INSTRUCTIONS FOR THE TASK
Rewrite everything in the listing below, from the line containing "t: lehetőséget. bbox=[309, 207, 389, 223]" down to the line containing "step1-sub: • Bélyegkép", as a numbered list, with both of those lines included and blank lines dropped. Leave out all other lines.

========================================================================

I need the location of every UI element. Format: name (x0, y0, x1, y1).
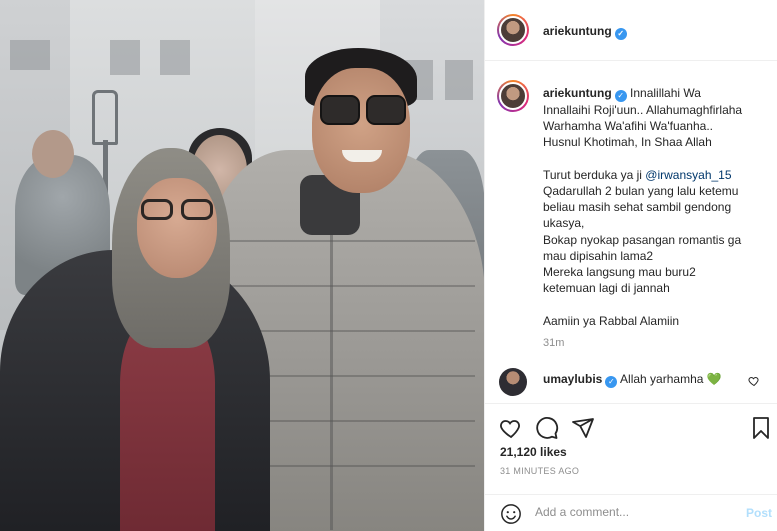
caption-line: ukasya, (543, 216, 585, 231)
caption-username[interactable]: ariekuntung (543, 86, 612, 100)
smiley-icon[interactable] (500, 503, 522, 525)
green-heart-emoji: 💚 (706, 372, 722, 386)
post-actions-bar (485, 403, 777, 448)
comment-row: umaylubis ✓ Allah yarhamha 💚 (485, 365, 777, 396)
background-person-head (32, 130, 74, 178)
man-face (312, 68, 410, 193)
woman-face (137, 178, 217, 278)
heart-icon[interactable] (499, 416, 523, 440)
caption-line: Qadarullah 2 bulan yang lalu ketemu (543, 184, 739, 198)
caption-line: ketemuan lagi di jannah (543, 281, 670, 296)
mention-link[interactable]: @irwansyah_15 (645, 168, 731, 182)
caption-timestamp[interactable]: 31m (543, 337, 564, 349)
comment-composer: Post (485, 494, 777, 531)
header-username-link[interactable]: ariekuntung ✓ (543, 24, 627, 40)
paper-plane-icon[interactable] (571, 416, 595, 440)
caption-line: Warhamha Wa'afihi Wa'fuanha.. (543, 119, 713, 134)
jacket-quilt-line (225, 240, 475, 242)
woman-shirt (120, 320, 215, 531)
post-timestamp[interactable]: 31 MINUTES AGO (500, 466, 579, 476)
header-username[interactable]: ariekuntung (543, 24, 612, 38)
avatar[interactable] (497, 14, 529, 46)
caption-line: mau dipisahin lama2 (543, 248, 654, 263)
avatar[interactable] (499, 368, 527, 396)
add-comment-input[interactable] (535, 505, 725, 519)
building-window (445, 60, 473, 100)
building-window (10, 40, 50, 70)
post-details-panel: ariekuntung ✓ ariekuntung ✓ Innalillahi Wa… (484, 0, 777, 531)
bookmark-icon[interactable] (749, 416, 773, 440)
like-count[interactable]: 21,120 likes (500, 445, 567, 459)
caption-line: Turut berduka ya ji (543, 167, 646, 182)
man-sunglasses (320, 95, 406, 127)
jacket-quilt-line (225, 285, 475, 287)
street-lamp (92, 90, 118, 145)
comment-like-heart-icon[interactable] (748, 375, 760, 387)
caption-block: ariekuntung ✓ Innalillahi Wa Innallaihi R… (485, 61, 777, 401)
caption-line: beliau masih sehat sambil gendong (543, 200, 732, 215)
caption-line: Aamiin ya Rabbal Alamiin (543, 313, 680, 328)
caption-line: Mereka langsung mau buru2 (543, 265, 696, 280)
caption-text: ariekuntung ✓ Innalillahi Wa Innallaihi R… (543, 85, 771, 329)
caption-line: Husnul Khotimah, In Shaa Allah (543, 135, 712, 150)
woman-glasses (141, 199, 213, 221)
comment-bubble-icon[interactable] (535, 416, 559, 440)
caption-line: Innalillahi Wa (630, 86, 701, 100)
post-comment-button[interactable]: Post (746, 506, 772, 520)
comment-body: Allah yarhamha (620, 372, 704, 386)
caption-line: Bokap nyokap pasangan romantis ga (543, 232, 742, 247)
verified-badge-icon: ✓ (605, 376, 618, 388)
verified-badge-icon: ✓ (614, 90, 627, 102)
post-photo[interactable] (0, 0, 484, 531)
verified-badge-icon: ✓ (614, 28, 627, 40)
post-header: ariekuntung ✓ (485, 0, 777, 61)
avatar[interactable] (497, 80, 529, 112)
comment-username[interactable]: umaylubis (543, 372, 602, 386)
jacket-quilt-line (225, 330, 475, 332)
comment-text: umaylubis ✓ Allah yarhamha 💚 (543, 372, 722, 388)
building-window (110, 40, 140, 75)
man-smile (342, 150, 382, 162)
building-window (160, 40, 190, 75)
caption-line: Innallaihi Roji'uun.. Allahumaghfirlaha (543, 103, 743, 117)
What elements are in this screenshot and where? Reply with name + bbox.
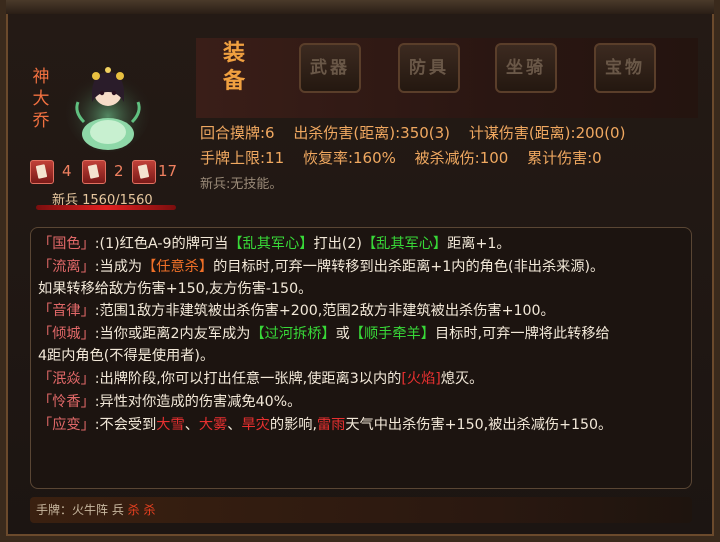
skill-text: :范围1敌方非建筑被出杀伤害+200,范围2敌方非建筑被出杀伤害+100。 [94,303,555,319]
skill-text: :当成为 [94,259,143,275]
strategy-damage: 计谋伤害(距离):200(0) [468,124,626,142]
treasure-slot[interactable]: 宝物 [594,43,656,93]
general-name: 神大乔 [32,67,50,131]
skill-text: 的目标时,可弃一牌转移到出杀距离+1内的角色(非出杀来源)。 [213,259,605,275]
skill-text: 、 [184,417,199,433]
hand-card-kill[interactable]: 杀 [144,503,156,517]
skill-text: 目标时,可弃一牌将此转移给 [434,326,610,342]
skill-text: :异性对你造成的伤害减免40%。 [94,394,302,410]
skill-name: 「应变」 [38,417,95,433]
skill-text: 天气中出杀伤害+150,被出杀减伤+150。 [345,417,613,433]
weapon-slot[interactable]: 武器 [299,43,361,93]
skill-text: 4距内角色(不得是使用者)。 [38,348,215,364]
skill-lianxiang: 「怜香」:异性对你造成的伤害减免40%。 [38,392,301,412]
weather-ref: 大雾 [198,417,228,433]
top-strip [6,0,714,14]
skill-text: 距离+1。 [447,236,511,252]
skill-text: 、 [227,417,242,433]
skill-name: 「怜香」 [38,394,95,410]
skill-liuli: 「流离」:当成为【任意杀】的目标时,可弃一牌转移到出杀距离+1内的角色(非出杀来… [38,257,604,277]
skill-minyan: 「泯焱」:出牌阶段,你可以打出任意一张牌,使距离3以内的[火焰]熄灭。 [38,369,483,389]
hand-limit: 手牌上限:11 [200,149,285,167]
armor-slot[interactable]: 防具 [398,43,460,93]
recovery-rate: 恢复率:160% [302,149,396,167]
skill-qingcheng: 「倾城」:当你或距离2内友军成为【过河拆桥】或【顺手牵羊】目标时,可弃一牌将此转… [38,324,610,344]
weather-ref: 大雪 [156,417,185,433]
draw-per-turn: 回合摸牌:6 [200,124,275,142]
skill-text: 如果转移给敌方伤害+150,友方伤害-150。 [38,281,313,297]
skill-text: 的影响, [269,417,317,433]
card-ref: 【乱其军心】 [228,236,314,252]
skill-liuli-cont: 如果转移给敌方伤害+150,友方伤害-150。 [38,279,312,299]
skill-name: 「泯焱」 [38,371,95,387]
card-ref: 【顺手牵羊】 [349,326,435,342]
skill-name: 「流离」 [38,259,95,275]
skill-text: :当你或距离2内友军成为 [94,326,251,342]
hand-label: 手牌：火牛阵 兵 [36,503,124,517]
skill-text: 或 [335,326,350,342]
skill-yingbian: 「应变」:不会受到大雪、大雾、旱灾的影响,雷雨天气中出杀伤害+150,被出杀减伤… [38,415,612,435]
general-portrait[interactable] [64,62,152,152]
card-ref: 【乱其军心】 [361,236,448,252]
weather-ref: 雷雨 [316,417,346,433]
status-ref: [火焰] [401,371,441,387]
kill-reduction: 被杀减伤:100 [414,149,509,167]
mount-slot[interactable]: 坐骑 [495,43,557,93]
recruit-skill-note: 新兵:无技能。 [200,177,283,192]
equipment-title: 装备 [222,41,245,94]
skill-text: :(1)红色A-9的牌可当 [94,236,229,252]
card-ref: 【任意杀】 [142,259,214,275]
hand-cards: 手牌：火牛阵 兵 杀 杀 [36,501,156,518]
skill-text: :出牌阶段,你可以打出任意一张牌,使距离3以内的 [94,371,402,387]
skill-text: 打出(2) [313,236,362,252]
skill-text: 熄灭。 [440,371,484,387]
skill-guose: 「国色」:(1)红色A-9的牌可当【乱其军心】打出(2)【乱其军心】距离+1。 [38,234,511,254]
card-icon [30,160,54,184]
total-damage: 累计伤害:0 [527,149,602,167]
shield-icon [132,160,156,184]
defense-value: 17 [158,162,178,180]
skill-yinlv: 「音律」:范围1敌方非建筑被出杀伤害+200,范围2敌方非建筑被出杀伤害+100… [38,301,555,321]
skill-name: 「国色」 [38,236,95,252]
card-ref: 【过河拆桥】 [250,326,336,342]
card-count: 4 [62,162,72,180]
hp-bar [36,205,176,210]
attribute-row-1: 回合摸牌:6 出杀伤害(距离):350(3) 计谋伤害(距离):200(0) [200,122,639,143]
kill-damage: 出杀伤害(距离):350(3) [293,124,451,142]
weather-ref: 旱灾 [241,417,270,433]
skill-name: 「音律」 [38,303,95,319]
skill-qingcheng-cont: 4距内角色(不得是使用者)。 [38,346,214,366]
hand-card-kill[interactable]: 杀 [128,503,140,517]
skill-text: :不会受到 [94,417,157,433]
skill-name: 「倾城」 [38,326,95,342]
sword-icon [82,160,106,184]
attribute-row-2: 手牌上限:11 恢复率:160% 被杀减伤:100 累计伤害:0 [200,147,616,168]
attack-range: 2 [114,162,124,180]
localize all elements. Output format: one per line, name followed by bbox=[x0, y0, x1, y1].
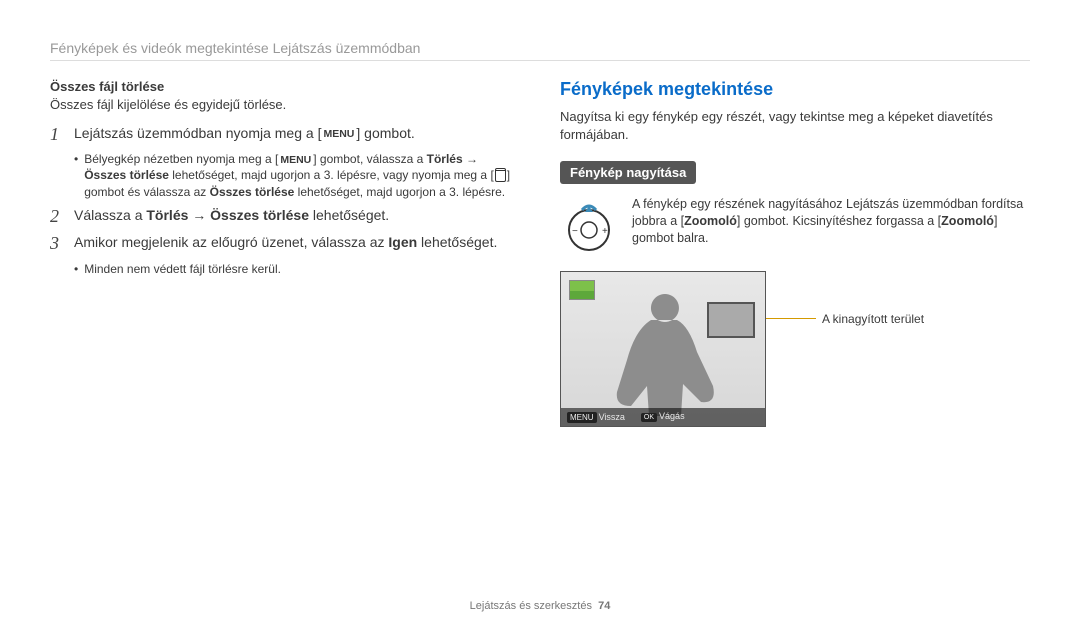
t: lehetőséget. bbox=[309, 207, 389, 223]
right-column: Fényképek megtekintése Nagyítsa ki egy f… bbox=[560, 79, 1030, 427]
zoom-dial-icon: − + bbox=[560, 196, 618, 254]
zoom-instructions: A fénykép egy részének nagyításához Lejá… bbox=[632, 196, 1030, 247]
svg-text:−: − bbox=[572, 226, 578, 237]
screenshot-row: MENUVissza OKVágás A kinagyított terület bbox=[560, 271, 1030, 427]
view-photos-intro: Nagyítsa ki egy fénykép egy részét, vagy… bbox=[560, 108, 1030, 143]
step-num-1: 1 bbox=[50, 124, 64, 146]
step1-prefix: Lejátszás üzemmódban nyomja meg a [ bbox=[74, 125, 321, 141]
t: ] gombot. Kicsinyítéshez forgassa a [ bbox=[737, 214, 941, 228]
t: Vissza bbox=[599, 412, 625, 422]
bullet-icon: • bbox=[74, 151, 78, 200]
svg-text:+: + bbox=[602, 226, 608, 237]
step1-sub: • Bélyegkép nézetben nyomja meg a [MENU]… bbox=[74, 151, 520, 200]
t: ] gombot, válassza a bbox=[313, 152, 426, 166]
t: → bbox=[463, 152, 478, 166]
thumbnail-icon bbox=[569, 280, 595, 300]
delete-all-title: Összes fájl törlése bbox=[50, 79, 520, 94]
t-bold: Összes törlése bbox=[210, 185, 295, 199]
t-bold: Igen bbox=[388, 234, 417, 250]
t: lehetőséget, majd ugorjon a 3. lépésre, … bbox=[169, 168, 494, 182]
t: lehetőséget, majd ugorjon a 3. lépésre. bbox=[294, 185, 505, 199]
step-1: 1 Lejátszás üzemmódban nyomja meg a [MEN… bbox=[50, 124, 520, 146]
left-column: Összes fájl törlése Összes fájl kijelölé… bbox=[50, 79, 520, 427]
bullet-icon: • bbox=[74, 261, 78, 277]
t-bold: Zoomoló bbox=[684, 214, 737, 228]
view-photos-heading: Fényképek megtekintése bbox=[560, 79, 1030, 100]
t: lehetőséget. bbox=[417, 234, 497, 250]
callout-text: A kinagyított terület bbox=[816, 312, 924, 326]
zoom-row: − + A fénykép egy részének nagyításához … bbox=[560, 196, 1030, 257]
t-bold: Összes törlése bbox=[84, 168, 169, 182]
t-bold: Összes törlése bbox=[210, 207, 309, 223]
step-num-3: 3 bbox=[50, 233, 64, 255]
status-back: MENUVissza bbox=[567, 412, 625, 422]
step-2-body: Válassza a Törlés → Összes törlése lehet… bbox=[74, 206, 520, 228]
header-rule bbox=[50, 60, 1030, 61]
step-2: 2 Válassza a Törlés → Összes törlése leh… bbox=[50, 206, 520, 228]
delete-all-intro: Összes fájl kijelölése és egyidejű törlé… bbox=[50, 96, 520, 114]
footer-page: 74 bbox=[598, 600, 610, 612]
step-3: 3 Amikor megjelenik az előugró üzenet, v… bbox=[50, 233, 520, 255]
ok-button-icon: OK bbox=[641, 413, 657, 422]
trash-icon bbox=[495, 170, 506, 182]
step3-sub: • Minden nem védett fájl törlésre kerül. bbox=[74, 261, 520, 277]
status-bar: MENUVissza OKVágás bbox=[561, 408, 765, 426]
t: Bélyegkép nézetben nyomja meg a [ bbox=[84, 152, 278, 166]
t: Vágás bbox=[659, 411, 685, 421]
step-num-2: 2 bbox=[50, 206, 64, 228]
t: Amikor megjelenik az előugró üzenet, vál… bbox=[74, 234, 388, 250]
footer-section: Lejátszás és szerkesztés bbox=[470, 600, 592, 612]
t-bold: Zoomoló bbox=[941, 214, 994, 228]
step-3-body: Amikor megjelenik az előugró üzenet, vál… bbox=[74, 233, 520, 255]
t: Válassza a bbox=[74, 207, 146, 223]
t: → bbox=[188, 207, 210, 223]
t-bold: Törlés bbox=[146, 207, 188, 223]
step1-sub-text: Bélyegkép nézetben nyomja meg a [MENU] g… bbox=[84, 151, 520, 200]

========================================================================

RESPONSE BELOW
1. t: lehetőséget. bbox=[309, 207, 389, 223]
2. right-column: Fényképek megtekintése Nagyítsa ki egy f… bbox=[560, 79, 1030, 427]
3. zoom-dial-icon: − + bbox=[560, 196, 618, 254]
4. zoom-instructions: A fénykép egy részének nagyításához Lejá… bbox=[632, 196, 1030, 247]
5. svg-text:−: − bbox=[572, 226, 578, 237]
6. screenshot-row: MENUVissza OKVágás A kinagyított terület bbox=[560, 271, 1030, 427]
7. view-photos-intro: Nagyítsa ki egy fénykép egy részét, vagy… bbox=[560, 108, 1030, 143]
8. step-num-1: 1 bbox=[50, 124, 64, 146]
9. step1-prefix: Lejátszás üzemmódban nyomja meg a [ bbox=[74, 125, 321, 141]
10. t: ] gombot. Kicsinyítéshez forgassa a [ bbox=[737, 214, 941, 228]
11. t: Vissza bbox=[599, 412, 625, 422]
12. bullet-icon: • bbox=[74, 151, 78, 200]
13. svg-text:+: + bbox=[602, 226, 608, 237]
14. step1-sub: • Bélyegkép nézetben nyomja meg a [MENU]… bbox=[74, 151, 520, 200]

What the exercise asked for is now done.